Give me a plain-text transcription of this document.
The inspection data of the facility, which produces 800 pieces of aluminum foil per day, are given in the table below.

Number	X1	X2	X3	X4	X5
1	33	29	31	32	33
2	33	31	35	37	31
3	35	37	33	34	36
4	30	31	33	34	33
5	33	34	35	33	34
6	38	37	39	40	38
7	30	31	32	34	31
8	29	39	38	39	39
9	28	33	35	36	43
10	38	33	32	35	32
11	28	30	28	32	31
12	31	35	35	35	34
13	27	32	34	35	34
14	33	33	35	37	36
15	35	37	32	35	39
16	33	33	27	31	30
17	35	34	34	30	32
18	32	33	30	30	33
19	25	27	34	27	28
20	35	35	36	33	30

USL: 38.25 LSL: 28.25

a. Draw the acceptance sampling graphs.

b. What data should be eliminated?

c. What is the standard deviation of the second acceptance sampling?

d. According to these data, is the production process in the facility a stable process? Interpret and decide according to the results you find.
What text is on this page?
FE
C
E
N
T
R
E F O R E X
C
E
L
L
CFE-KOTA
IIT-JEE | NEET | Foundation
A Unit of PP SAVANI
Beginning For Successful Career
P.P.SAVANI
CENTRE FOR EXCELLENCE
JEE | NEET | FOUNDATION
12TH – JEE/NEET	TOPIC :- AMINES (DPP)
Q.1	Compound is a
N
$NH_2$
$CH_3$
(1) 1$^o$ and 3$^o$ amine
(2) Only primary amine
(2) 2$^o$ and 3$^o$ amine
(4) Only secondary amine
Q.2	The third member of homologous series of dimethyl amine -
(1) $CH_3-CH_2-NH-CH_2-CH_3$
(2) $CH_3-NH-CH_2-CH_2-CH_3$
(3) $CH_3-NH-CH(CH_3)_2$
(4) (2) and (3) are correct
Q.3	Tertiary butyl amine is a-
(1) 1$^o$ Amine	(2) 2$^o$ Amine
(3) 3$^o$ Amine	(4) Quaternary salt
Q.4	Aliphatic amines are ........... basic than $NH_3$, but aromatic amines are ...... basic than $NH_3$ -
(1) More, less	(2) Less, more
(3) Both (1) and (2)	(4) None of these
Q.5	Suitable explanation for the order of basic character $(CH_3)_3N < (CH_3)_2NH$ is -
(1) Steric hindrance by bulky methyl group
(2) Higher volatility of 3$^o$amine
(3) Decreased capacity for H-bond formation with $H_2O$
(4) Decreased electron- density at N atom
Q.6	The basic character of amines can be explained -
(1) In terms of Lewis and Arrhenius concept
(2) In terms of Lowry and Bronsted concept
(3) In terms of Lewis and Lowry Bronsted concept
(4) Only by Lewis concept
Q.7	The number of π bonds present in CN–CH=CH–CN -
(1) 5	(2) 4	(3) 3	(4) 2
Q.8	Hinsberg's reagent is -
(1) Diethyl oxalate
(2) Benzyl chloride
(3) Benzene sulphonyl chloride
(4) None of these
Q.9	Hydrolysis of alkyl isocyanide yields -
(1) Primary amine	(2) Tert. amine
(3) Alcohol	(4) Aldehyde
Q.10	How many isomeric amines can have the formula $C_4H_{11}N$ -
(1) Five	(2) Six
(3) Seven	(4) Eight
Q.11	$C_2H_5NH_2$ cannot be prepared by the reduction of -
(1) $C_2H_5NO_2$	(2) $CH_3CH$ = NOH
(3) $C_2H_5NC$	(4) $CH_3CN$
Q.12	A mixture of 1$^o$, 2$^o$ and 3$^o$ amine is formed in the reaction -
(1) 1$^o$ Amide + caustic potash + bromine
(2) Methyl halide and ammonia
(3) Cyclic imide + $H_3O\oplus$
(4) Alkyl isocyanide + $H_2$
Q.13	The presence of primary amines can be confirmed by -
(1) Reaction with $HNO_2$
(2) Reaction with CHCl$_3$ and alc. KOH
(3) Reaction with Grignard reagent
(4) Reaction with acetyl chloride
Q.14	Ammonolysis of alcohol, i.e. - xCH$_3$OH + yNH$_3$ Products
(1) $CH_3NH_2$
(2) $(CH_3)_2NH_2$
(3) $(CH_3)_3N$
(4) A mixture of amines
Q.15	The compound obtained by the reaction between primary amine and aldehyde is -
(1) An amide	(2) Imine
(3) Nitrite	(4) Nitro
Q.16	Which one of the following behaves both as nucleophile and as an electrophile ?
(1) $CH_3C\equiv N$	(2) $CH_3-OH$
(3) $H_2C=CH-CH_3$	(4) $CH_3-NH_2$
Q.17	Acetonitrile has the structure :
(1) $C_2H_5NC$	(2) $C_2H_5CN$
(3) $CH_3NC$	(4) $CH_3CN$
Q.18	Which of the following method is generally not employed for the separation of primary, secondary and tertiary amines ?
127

....

• **Exercise requirements**
Restate each entry exactly, skipping none.

• **Task answer**
Give me a plain-text transcription of this document.
The inspection data of the facility, which produces 800 pieces of aluminum foil per day, are given in the table below.

Number	X1	X2	X3	X4	X5
1	33	29	31	32	33
2	33	31	35	37	31
3	35	37	33	34	36
4	30	31	33	34	33
5	33	34	35	33	34
6	38	37	39	40	38
7	30	31	32	34	31
8	29	39	38	39	39
9	28	33	35	36	43
10	38	33	32	35	32
11	28	30	28	32	31
12	31	35	35	35	34
13	27	32	34	35	34
14	33	33	35	37	36
15	35	37	32	35	39
16	33	33	27	31	30
17	35	34	34	30	32
18	32	33	30	30	33
19	25	27	34	27	28
20	35	35	36	33	30

USL: 38.25 LSL: 28.25

a. Draw the acceptance sampling graphs.

b. What data should be eliminated?

c. What is the standard deviation of the second acceptance sampling?

d. According to these data, is the production process in the facility a stable process? Interpret and decide according to the results you find.
What text is on this page?
FE
C
E
N
T
R
E F O R E X
C
E
L
L
CFE-KOTA
IIT-JEE | NEET | Foundation
A Unit of PP SAVANI
Beginning For Successful Career
P.P.SAVANI
CENTRE FOR EXCELLENCE
JEE | NEET | FOUNDATION
12TH – JEE/NEET	TOPIC :- AMINES (DPP)
Q.1	Compound is a
N
$NH_2$
$CH_3$
(1) 1$^o$ and 3$^o$ amine
(2) Only primary amine
(2) 2$^o$ and 3$^o$ amine
(4) Only secondary amine
Q.2	The third member of homologous series of dimethyl amine -
(1) $CH_3-CH_2-NH-CH_2-CH_3$
(2) $CH_3-NH-CH_2-CH_2-CH_3$
(3) $CH_3-NH-CH(CH_3)_2$
(4) (2) and (3) are correct
Q.3	Tertiary butyl amine is a-
(1) 1$^o$ Amine	(2) 2$^o$ Amine
(3) 3$^o$ Amine	(4) Quaternary salt
Q.4	Aliphatic amines are ........... basic than $NH_3$, but aromatic amines are ...... basic than $NH_3$ -
(1) More, less	(2) Less, more
(3) Both (1) and (2)	(4) None of these
Q.5	Suitable explanation for the order of basic character $(CH_3)_3N < (CH_3)_2NH$ is -
(1) Steric hindrance by bulky methyl group
(2) Higher volatility of 3$^o$amine
(3) Decreased capacity for H-bond formation with $H_2O$
(4) Decreased electron- density at N atom
Q.6	The basic character of amines can be explained -
(1) In terms of Lewis and Arrhenius concept
(2) In terms of Lowry and Bronsted concept
(3) In terms of Lewis and Lowry Bronsted concept
(4) Only by Lewis concept
Q.7	The number of π bonds present in CN–CH=CH–CN -
(1) 5	(2) 4	(3) 3	(4) 2
Q.8	Hinsberg's reagent is -
(1) Diethyl oxalate
(2) Benzyl chloride
(3) Benzene sulphonyl chloride
(4) None of these
Q.9	Hydrolysis of alkyl isocyanide yields -
(1) Primary amine	(2) Tert. amine
(3) Alcohol	(4) Aldehyde
Q.10	How many isomeric amines can have the formula $C_4H_{11}N$ -
(1) Five	(2) Six
(3) Seven	(4) Eight
Q.11	$C_2H_5NH_2$ cannot be prepared by the reduction of -
(1) $C_2H_5NO_2$	(2) $CH_3CH$ = NOH
(3) $C_2H_5NC$	(4) $CH_3CN$
Q.12	A mixture of 1$^o$, 2$^o$ and 3$^o$ amine is formed in the reaction -
(1) 1$^o$ Amide + caustic potash + bromine
(2) Methyl halide and ammonia
(3) Cyclic imide + $H_3O\oplus$
(4) Alkyl isocyanide + $H_2$
Q.13	The presence of primary amines can be confirmed by -
(1) Reaction with $HNO_2$
(2) Reaction with CHCl$_3$ and alc. KOH
(3) Reaction with Grignard reagent
(4) Reaction with acetyl chloride
Q.14	Ammonolysis of alcohol, i.e. - xCH$_3$OH + yNH$_3$ Products
(1) $CH_3NH_2$
(2) $(CH_3)_2NH_2$
(3) $(CH_3)_3N$
(4) A mixture of amines
Q.15	The compound obtained by the reaction between primary amine and aldehyde is -
(1) An amide	(2) Imine
(3) Nitrite	(4) Nitro
Q.16	Which one of the following behaves both as nucleophile and as an electrophile ?
(1) $CH_3C\equiv N$	(2) $CH_3-OH$
(3) $H_2C=CH-CH_3$	(4) $CH_3-NH_2$
Q.17	Acetonitrile has the structure :
(1) $C_2H_5NC$	(2) $C_2H_5CN$
(3) $CH_3NC$	(4) $CH_3CN$
Q.18	Which of the following method is generally not employed for the separation of primary, secondary and tertiary amines ?
127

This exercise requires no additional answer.